_Goal:_ Determine the number of lines containing the word "modifikace", and state that figure alone.

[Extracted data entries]
+===+
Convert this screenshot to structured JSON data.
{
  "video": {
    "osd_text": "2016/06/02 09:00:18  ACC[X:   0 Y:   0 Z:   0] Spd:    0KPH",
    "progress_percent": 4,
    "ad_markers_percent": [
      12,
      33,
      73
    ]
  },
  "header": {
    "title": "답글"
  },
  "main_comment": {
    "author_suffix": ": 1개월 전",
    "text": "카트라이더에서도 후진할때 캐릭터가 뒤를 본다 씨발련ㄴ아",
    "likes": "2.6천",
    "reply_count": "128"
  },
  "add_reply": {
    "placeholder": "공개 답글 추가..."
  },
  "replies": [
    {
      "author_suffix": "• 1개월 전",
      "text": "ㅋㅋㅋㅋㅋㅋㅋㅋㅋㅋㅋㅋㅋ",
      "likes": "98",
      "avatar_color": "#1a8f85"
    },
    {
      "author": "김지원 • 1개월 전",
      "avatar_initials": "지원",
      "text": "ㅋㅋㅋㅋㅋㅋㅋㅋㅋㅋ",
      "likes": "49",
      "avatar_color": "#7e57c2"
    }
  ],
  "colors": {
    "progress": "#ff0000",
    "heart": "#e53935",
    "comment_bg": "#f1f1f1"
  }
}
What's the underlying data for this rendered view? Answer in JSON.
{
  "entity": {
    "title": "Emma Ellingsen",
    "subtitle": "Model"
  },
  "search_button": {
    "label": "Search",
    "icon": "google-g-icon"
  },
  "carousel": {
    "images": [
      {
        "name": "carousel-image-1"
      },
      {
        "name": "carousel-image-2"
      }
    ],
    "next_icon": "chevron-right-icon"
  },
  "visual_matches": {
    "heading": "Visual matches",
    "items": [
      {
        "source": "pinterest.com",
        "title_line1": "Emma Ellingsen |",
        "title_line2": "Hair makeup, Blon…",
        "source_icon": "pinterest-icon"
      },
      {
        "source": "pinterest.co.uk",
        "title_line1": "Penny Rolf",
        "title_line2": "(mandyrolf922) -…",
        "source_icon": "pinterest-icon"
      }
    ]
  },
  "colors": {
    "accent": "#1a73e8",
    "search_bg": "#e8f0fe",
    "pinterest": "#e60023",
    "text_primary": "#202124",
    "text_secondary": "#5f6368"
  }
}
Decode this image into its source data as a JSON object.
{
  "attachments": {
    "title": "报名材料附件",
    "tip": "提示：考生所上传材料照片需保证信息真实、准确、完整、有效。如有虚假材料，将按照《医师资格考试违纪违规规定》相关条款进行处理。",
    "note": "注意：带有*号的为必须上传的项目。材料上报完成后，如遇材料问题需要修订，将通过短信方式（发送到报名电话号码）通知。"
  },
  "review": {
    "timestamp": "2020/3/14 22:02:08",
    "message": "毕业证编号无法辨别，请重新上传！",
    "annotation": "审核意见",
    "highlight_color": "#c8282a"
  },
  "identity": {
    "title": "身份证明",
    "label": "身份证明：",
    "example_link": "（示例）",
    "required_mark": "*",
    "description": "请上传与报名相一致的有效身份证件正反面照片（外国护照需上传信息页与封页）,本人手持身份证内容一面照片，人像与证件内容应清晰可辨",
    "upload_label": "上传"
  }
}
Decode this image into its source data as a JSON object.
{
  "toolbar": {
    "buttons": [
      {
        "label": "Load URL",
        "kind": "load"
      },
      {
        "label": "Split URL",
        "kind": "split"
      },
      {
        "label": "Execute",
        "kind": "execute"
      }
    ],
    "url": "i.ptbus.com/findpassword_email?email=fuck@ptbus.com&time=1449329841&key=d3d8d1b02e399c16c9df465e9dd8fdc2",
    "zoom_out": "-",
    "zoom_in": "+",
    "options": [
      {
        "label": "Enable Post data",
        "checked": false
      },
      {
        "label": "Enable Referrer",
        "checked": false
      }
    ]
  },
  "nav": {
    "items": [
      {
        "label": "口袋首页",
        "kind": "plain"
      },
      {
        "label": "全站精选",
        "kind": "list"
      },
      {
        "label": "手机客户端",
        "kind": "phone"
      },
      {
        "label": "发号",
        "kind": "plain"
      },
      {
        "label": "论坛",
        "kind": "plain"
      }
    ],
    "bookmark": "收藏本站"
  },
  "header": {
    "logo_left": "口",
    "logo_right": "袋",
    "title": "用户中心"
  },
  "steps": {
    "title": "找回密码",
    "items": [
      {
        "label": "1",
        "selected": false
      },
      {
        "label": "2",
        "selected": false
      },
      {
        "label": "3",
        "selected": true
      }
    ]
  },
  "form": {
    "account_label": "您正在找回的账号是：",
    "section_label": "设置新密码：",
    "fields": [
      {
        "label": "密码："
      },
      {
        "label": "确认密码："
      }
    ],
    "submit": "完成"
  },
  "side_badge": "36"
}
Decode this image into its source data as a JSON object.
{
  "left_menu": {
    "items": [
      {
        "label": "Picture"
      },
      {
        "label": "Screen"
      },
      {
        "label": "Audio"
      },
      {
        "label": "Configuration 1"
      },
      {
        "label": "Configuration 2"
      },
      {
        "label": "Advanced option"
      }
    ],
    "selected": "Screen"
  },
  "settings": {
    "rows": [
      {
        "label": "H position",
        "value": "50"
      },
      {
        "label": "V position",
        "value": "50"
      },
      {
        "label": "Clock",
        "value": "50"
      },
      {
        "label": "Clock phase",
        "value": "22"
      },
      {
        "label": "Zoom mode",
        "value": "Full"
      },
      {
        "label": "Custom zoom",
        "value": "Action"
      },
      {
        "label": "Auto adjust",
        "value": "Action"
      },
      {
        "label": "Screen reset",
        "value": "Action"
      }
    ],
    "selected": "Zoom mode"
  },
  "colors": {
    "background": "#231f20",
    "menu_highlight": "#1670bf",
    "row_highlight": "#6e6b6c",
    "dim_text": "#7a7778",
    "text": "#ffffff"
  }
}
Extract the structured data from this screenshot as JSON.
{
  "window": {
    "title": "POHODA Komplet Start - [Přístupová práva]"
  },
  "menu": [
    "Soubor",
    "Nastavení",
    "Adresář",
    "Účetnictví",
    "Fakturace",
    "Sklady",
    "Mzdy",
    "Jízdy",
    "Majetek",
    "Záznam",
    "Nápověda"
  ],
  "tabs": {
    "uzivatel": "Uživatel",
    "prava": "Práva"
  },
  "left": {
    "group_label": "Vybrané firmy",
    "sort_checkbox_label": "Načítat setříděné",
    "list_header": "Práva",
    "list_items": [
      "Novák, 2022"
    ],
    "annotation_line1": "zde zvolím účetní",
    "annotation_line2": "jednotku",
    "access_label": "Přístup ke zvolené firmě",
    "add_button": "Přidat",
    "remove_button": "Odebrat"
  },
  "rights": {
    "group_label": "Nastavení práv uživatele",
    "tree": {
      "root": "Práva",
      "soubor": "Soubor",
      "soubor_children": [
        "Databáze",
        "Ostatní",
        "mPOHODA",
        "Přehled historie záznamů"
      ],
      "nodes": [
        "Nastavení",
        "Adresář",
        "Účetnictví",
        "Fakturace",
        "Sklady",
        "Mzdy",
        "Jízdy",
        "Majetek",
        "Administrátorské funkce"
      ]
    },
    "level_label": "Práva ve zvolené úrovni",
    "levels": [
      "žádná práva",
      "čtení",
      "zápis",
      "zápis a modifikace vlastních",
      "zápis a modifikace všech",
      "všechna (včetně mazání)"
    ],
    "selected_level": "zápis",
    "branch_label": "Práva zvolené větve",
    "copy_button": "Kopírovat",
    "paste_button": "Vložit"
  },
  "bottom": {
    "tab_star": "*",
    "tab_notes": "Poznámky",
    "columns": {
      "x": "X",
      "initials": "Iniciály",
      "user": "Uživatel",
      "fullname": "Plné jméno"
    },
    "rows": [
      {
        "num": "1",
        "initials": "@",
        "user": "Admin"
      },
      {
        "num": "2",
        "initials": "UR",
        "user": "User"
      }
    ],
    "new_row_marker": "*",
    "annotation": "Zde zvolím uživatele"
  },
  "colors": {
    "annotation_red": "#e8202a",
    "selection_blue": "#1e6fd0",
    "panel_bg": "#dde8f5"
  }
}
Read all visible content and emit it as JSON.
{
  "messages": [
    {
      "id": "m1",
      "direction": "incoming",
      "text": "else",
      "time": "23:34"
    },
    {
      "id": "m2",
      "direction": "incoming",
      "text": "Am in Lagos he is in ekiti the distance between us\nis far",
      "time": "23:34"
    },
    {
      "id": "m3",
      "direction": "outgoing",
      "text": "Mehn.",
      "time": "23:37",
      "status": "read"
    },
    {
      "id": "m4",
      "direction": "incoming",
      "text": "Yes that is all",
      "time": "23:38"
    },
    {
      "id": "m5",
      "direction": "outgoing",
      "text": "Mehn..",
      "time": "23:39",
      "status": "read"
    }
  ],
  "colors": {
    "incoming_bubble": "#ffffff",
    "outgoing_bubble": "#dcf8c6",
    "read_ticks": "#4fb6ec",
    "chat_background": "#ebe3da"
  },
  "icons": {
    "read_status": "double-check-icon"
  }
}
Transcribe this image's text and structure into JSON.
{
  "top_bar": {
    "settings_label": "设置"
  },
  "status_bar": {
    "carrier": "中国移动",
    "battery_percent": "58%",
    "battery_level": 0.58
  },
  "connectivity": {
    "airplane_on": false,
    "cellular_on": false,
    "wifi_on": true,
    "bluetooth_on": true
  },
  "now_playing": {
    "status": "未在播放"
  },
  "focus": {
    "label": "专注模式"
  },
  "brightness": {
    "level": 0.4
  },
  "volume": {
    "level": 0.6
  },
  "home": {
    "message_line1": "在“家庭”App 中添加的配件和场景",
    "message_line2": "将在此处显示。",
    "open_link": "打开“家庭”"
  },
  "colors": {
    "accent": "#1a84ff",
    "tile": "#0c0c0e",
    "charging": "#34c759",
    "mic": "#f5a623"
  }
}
+===+
_Result:_ 2